## Data rows
____

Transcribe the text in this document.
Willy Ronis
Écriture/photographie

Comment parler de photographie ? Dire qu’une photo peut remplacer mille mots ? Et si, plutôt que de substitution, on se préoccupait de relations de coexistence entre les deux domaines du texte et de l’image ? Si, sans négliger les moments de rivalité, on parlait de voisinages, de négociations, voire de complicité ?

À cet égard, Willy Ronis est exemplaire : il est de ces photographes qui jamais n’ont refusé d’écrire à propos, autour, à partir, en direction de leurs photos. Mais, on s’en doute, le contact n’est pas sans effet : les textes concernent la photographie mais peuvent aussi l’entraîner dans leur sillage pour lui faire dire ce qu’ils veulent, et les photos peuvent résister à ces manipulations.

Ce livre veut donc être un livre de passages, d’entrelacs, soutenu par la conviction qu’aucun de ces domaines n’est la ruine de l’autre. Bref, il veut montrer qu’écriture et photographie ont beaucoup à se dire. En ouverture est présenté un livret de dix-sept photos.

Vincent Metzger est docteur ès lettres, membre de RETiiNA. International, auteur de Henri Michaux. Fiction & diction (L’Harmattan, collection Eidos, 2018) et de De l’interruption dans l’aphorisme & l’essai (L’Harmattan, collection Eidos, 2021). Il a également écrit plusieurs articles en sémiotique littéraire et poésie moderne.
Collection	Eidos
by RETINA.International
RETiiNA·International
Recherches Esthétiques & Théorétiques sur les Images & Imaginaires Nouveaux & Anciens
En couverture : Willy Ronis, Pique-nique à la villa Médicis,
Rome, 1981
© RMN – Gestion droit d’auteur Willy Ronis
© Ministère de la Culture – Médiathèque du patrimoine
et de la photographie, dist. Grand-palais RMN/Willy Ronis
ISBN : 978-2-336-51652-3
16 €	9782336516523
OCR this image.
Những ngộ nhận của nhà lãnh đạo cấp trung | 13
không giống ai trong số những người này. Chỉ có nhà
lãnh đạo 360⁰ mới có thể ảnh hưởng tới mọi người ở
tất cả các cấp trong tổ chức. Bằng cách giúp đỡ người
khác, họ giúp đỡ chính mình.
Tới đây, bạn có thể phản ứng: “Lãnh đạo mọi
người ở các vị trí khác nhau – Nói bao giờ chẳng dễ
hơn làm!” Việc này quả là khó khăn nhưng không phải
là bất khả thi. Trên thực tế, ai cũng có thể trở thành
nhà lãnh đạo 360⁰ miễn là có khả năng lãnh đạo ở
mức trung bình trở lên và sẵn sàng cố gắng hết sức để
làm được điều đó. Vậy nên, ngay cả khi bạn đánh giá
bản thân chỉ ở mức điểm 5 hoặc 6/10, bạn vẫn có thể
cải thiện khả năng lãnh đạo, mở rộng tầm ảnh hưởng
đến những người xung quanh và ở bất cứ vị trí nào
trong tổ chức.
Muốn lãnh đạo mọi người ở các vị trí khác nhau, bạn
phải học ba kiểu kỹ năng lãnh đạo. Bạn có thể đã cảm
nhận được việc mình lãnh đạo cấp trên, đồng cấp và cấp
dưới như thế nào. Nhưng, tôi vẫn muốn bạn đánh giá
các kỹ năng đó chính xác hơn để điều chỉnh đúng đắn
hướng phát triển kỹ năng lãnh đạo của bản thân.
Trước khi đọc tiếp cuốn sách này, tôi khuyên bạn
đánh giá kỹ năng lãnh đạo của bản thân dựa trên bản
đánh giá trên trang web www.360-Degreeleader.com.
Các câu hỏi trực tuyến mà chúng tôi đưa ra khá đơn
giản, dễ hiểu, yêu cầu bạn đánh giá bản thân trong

____

## Exercise objective
Write out the records above again, keeping each one identical to the original.

## Reply
Transcribe the text in this document.
Willy Ronis
Écriture/photographie

Comment parler de photographie ? Dire qu’une photo peut remplacer mille mots ? Et si, plutôt que de substitution, on se préoccupait de relations de coexistence entre les deux domaines du texte et de l’image ? Si, sans négliger les moments de rivalité, on parlait de voisinages, de négociations, voire de complicité ?

À cet égard, Willy Ronis est exemplaire : il est de ces photographes qui jamais n’ont refusé d’écrire à propos, autour, à partir, en direction de leurs photos. Mais, on s’en doute, le contact n’est pas sans effet : les textes concernent la photographie mais peuvent aussi l’entraîner dans leur sillage pour lui faire dire ce qu’ils veulent, et les photos peuvent résister à ces manipulations.

Ce livre veut donc être un livre de passages, d’entrelacs, soutenu par la conviction qu’aucun de ces domaines n’est la ruine de l’autre. Bref, il veut montrer qu’écriture et photographie ont beaucoup à se dire. En ouverture est présenté un livret de dix-sept photos.

Vincent Metzger est docteur ès lettres, membre de RETiiNA. International, auteur de Henri Michaux. Fiction & diction (L’Harmattan, collection Eidos, 2018) et de De l’interruption dans l’aphorisme & l’essai (L’Harmattan, collection Eidos, 2021). Il a également écrit plusieurs articles en sémiotique littéraire et poésie moderne.
Collection	Eidos
by RETINA.International
RETiiNA·International
Recherches Esthétiques & Théorétiques sur les Images & Imaginaires Nouveaux & Anciens
En couverture : Willy Ronis, Pique-nique à la villa Médicis,
Rome, 1981
© RMN – Gestion droit d’auteur Willy Ronis
© Ministère de la Culture – Médiathèque du patrimoine
et de la photographie, dist. Grand-palais RMN/Willy Ronis
ISBN : 978-2-336-51652-3
16 €	9782336516523
OCR this image.
Những ngộ nhận của nhà lãnh đạo cấp trung | 13
không giống ai trong số những người này. Chỉ có nhà
lãnh đạo 360⁰ mới có thể ảnh hưởng tới mọi người ở
tất cả các cấp trong tổ chức. Bằng cách giúp đỡ người
khác, họ giúp đỡ chính mình.
Tới đây, bạn có thể phản ứng: “Lãnh đạo mọi
người ở các vị trí khác nhau – Nói bao giờ chẳng dễ
hơn làm!” Việc này quả là khó khăn nhưng không phải
là bất khả thi. Trên thực tế, ai cũng có thể trở thành
nhà lãnh đạo 360⁰ miễn là có khả năng lãnh đạo ở
mức trung bình trở lên và sẵn sàng cố gắng hết sức để
làm được điều đó. Vậy nên, ngay cả khi bạn đánh giá
bản thân chỉ ở mức điểm 5 hoặc 6/10, bạn vẫn có thể
cải thiện khả năng lãnh đạo, mở rộng tầm ảnh hưởng
đến những người xung quanh và ở bất cứ vị trí nào
trong tổ chức.
Muốn lãnh đạo mọi người ở các vị trí khác nhau, bạn
phải học ba kiểu kỹ năng lãnh đạo. Bạn có thể đã cảm
nhận được việc mình lãnh đạo cấp trên, đồng cấp và cấp
dưới như thế nào. Nhưng, tôi vẫn muốn bạn đánh giá
các kỹ năng đó chính xác hơn để điều chỉnh đúng đắn
hướng phát triển kỹ năng lãnh đạo của bản thân.
Trước khi đọc tiếp cuốn sách này, tôi khuyên bạn
đánh giá kỹ năng lãnh đạo của bản thân dựa trên bản
đánh giá trên trang web www.360-Degreeleader.com.
Các câu hỏi trực tuyến mà chúng tôi đưa ra khá đơn
giản, dễ hiểu, yêu cầu bạn đánh giá bản thân trong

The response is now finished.